#### Provided records
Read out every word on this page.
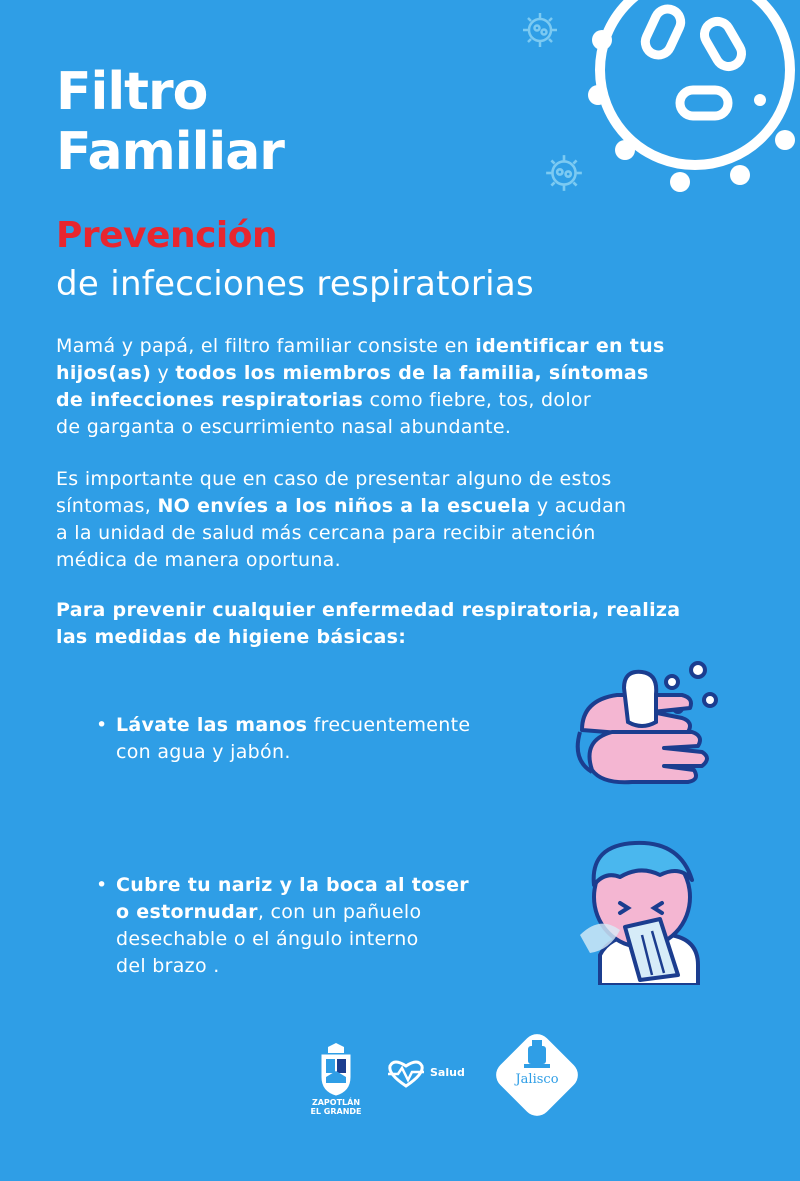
Filtro
Familiar
Prevención
de infecciones respiratorias
Mamá y papá, el filtro familiar consiste en identificar en tus
hijos(as) y todos los miembros de la familia, síntomas
de infecciones respiratorias como fiebre, tos, dolor
de garganta o escurrimiento nasal abundante.
Es importante que en caso de presentar alguno de estos
síntomas, NO envíes a los niños a la escuela y acudan
a la unidad de salud más cercana para recibir atención
médica de manera oportuna.
Para prevenir cualquier enfermedad respiratoria, realiza
las medidas de higiene básicas:
• Lávate las manos frecuentemente
con agua y jabón.
• Cubre tu nariz y la boca al toser
o estornudar, con un pañuelo
desechable o el ángulo interno
del brazo .
ZAPOTLÁN
EL GRANDE
Salud	Jalisco
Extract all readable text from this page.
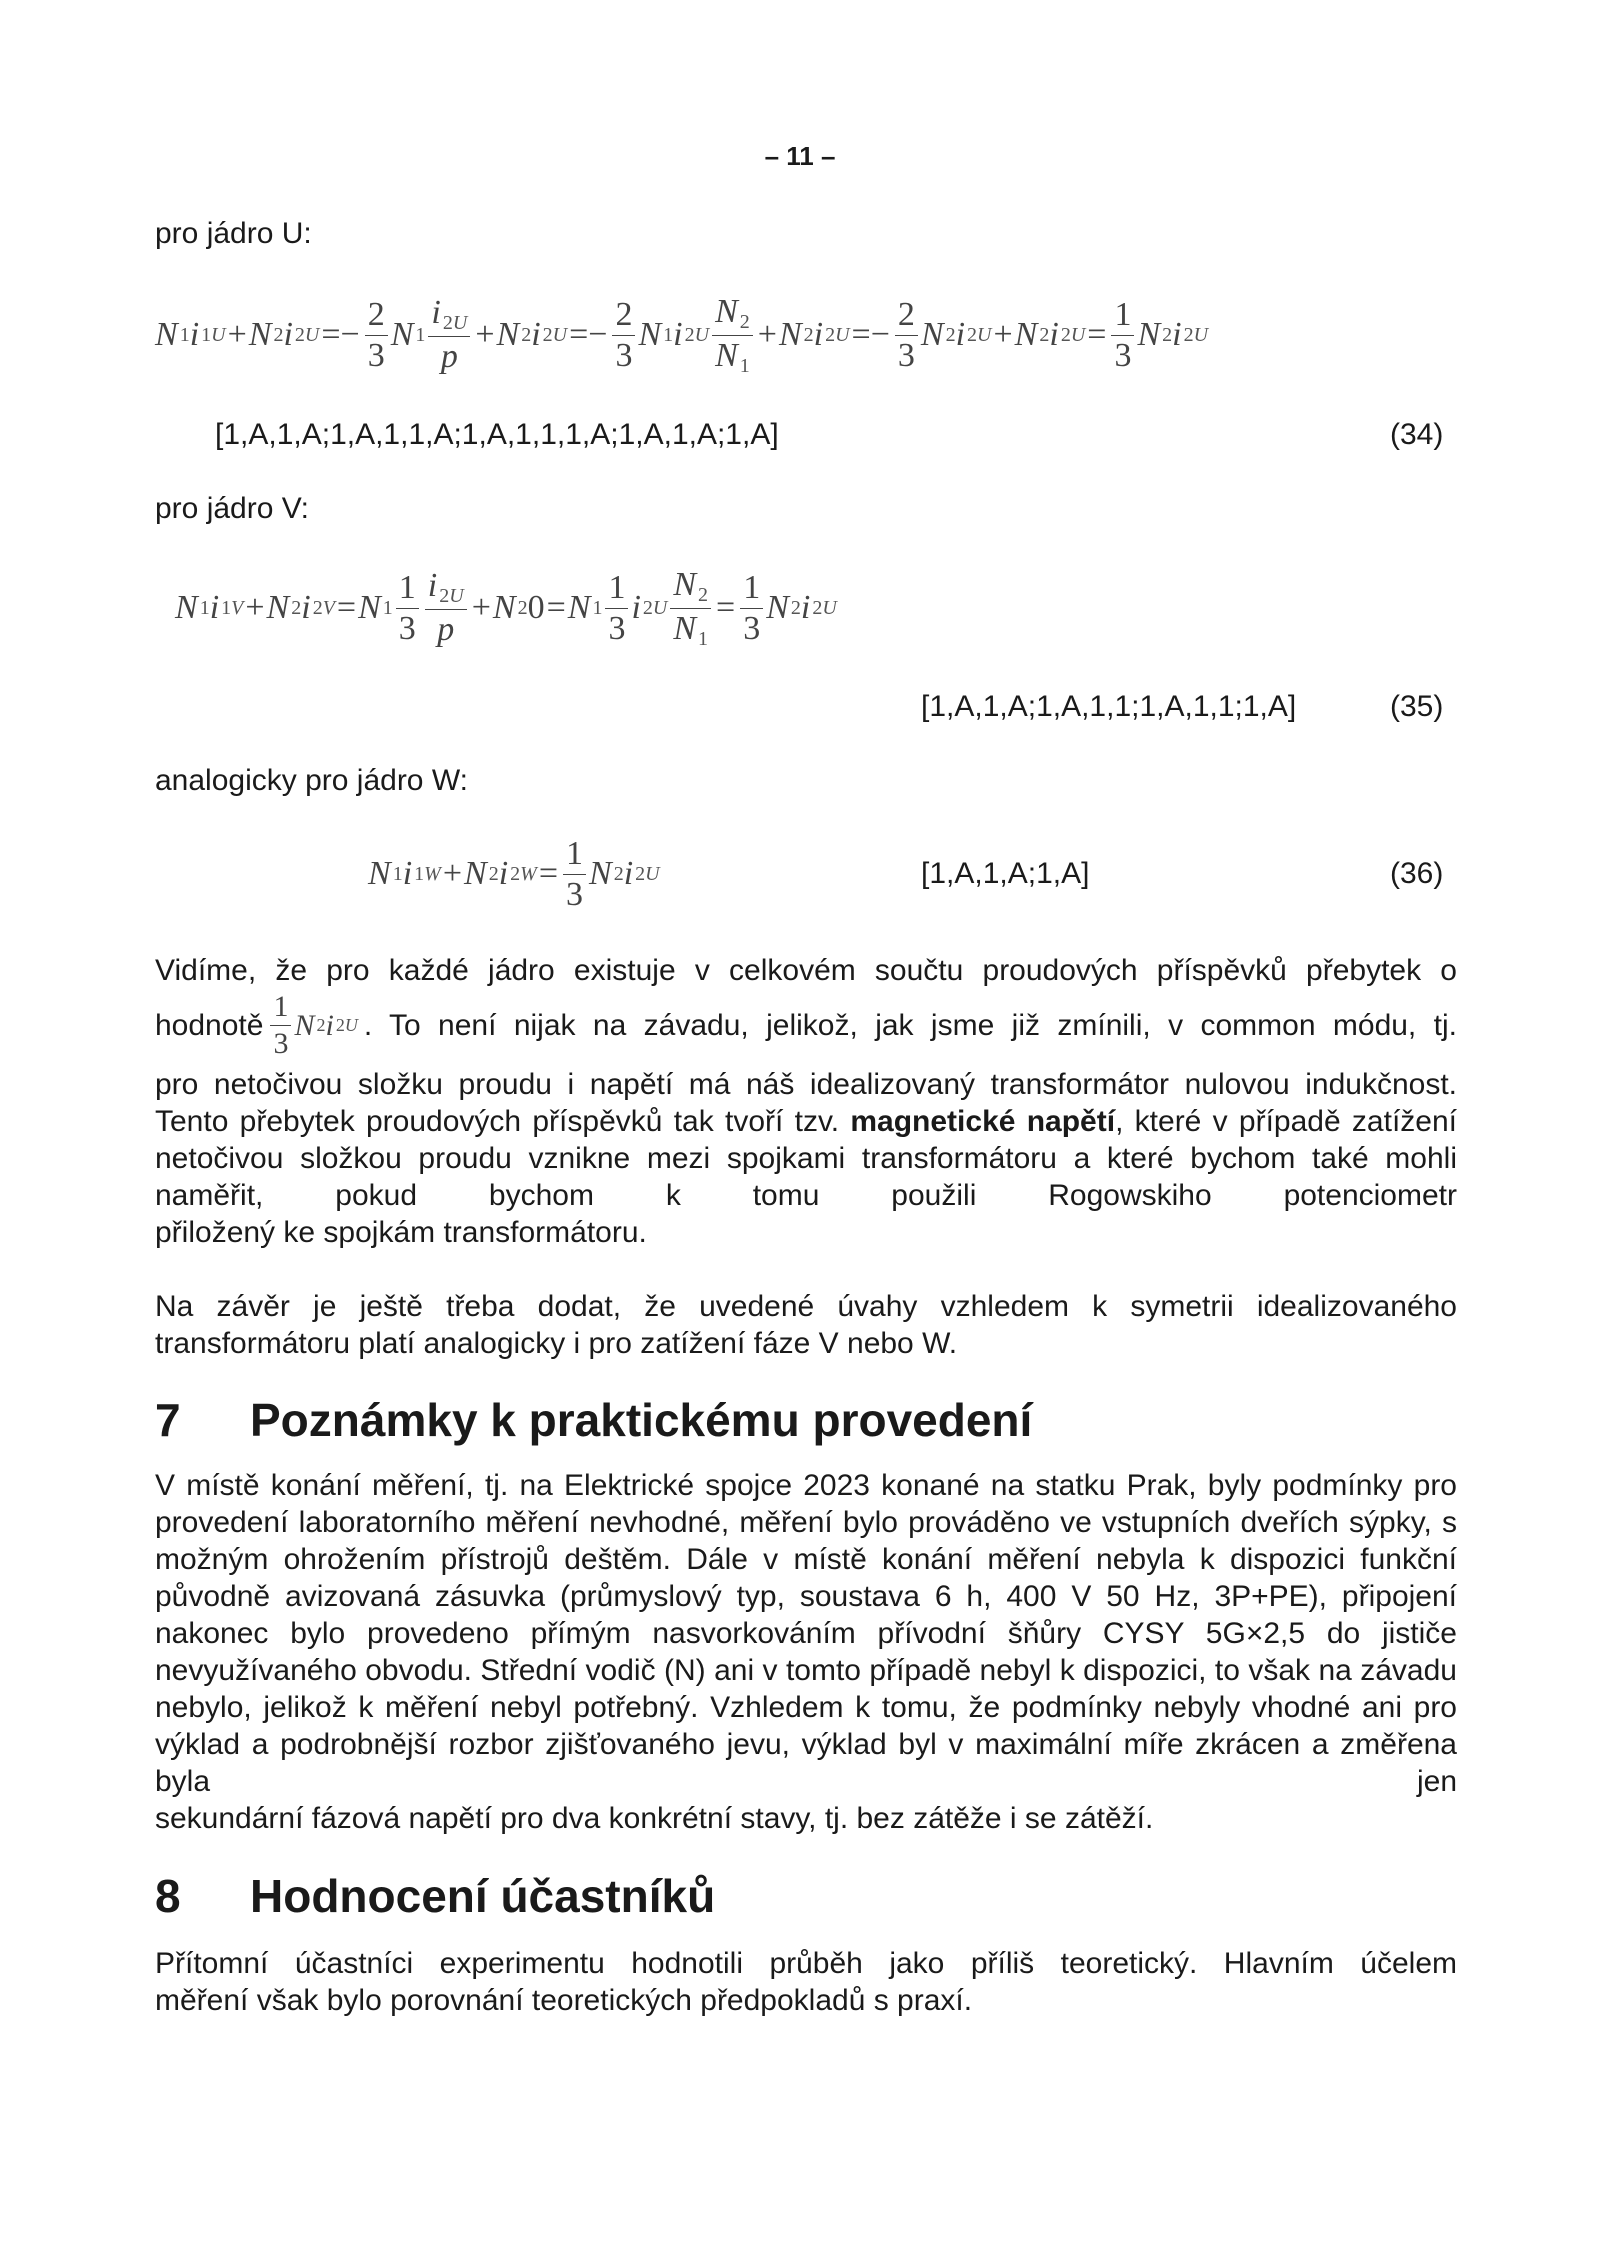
– 11 –
pro jádro U:
N 1 i 1U + N 2 i $2U =- \frac{2}{3}$ N $1 \frac{i _{2U}}{p} + N$ 2 i $2U =- \frac{2}{3}$ N 1 i $2U \frac{N _2}{N _1} + N$ 2 i $2U =- \frac{2}{3}$ N 2 i 2U + N 2 i $2U = \frac{1}{3}$ N 2 i 2U
[1,A,1,A;1,A,1,1,A;1,A,1,1,1,A;1,A,1,A;1,A]	(34)
pro jádro V:
N 1 i 1V + N 2 i 2V = N $1 \frac{1}{3} \frac{i _{2U}}{p} + N$ 2 0 = N $1 \frac{1}{3}$ i $2U \frac{N _2}{N _1} = \frac{1}{3}$ N 2 i 2U
[1,A,1,A;1,A,1,1;1,A,1,1;1,A]	(35)
analogicky pro jádro W:
N 1 i 1W + N 2 i $2W = \frac{1}{3}$ N 2 i 2U	[1,A,1,A;1,A]	(36)
Vidíme, že pro každé jádro existuje v celkovém součtu proudových příspěvků přebytek o
hodnotě $\frac{1}{3}$ N 2 i 2U . To není nijak na závadu, jelikož, jak jsme již zmínili, v common módu, tj.
pro netočivou složku proudu i napětí má náš idealizovaný transformátor nulovou indukčnost. Tento přebytek proudových příspěvků tak tvoří tzv. magnetické napětí, které v případě zatížení netočivou složkou proudu vznikne mezi spojkami transformátoru a které bychom také mohli naměřit, pokud bychom k tomu použili Rogowskiho potenciometr
přiložený ke spojkám transformátoru.
Na závěr je ještě třeba dodat, že uvedené úvahy vzhledem k symetrii idealizovaného
transformátoru platí analogicky i pro zatížení fáze V nebo W.
7 Poznámky k praktickému provedení
V místě konání měření, tj. na Elektrické spojce 2023 konané na statku Prak, byly podmínky pro provedení laboratorního měření nevhodné, měření bylo prováděno ve vstupních dveřích sýpky, s možným ohrožením přístrojů deštěm. Dále v místě konání měření nebyla k dispozici funkční původně avizovaná zásuvka (průmyslový typ, soustava 6 h, 400 V 50 Hz, 3P+PE), připojení nakonec bylo provedeno přímým nasvorkováním přívodní šňůry CYSY 5G×2,5 do jističe nevyužívaného obvodu. Střední vodič (N) ani v tomto případě nebyl k dispozici, to však na závadu nebylo, jelikož k měření nebyl potřebný. Vzhledem k tomu, že podmínky nebyly vhodné ani pro výklad a podrobnější rozbor zjišťovaného jevu, výklad byl v maximální míře zkrácen a změřena byla jen
sekundární fázová napětí pro dva konkrétní stavy, tj. bez zátěže i se zátěží.
8 Hodnocení účastníků
Přítomní účastníci experimentu hodnotili průběh jako příliš teoretický. Hlavním účelem
měření však bylo porovnání teoretických předpokladů s praxí.
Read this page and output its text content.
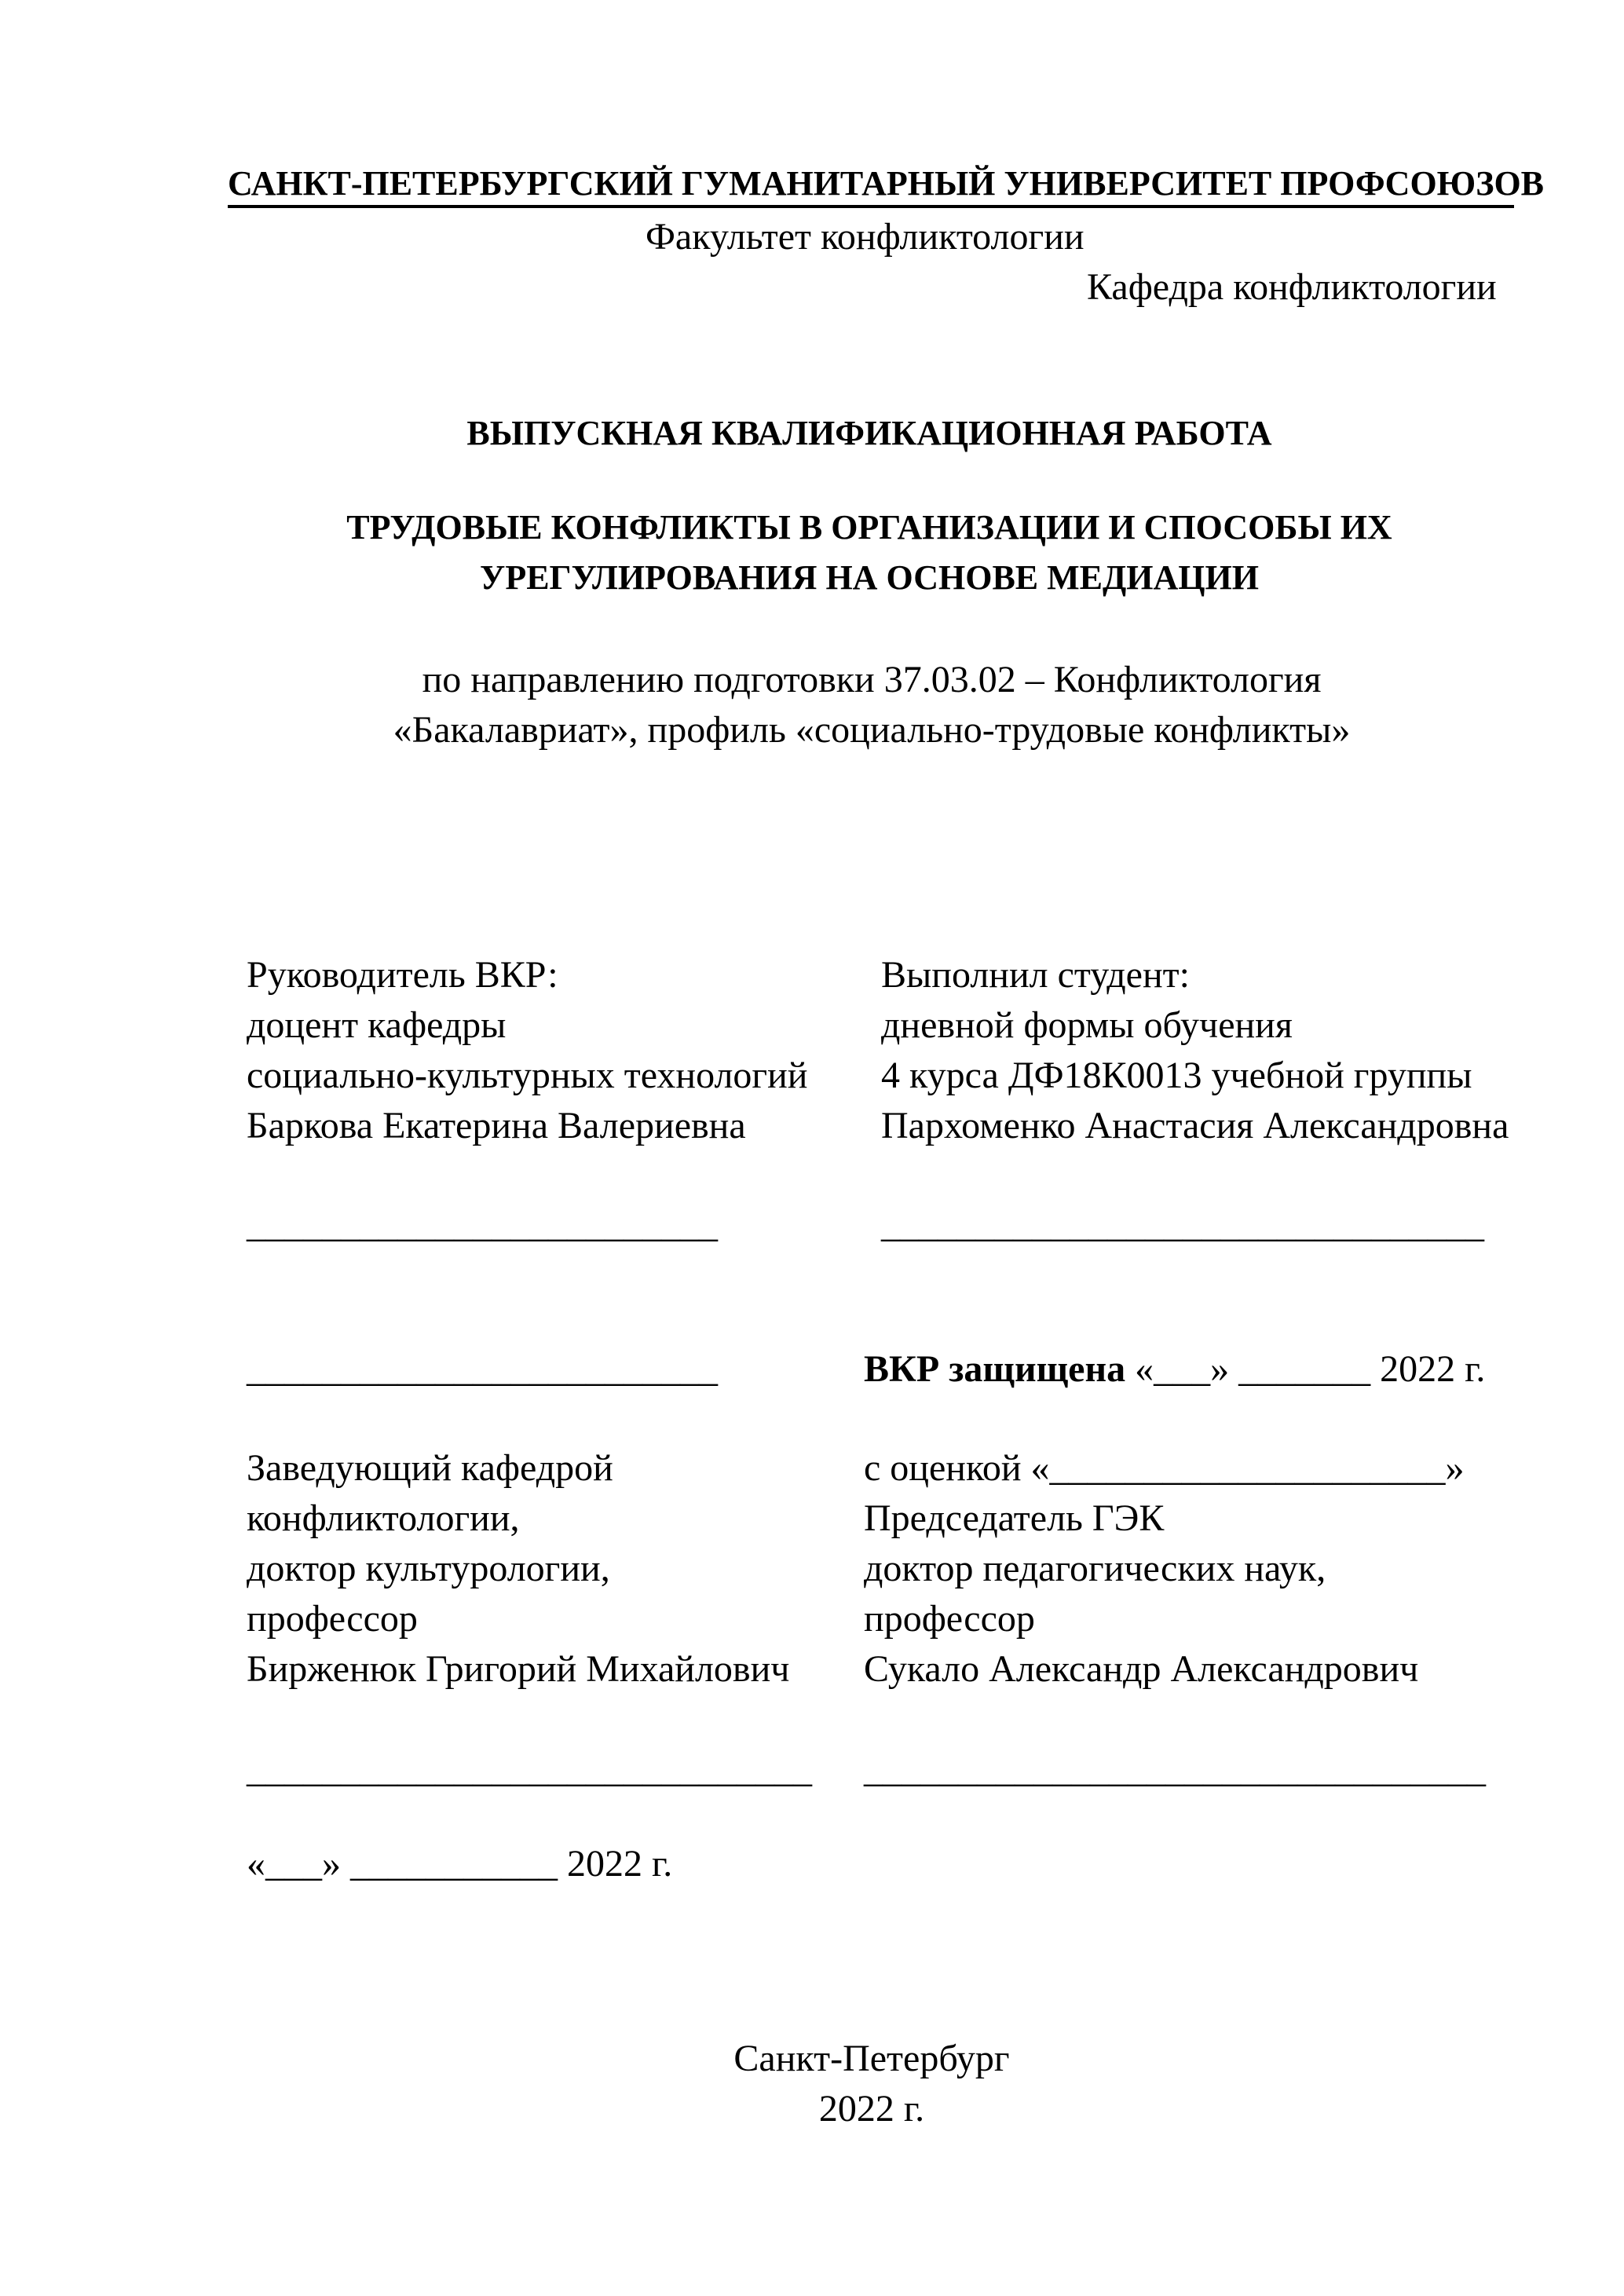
САНКТ-ПЕТЕРБУРГСКИЙ ГУМАНИТАРНЫЙ УНИВЕРСИТЕТ ПРОФСОЮЗОВ
Факультет конфликтологии
Кафедра конфликтологии
ВЫПУСКНАЯ КВАЛИФИКАЦИОННАЯ РАБОТА
ТРУДОВЫЕ КОНФЛИКТЫ В ОРГАНИЗАЦИИ И СПОСОБЫ ИХ
УРЕГУЛИРОВАНИЯ НА ОСНОВЕ МЕДИАЦИИ
по направлению подготовки 37.03.02 – Конфликтология
«Бакалавриат», профиль «социально-трудовые конфликты»
Руководитель ВКР:
доцент кафедры
социально-культурных технологий
Баркова Екатерина Валериевна
_________________________
Выполнил студент:
дневной формы обучения
4 курса ДФ18К0013 учебной группы
Пархоменко Анастасия Александровна
________________________________
_________________________	ВКР защищена «___» _______ 2022 г.
Заведующий кафедрой
конфликтологии,
доктор культурологии,
профессор
Бирженюк Григорий Михайлович
______________________________
с оценкой «_____________________»
Председатель ГЭК
доктор педагогических наук,
профессор
Сукало Александр Александрович
_________________________________
«___» ___________ 2022 г.
Санкт-Петербург
2022 г.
########
In the listing, find each line with the string "provedení" and copy it.

### Result
7 Poznámky k praktickému provedení
V místě konání měření, tj. na Elektrické spojce 2023 konané na statku Prak, byly podmínky pro provedení laboratorního měření nevhodné, měření bylo prováděno ve vstupních dveřích sýpky, s možným ohrožením přístrojů deštěm. Dále v místě konání měření nebyla k dispozici funkční původně avizovaná zásuvka (průmyslový typ, soustava 6 h, 400 V 50 Hz, 3P+PE), připojení nakonec bylo provedeno přímým nasvorkováním přívodní šňůry CYSY 5G×2,5 do jističe nevyužívaného obvodu. Střední vodič (N) ani v tomto případě nebyl k dispozici, to však na závadu nebylo, jelikož k měření nebyl potřebný. Vzhledem k tomu, že podmínky nebyly vhodné ani pro výklad a podrobnější rozbor zjišťovaného jevu, výklad byl v maximální míře zkrácen a změřena byla jen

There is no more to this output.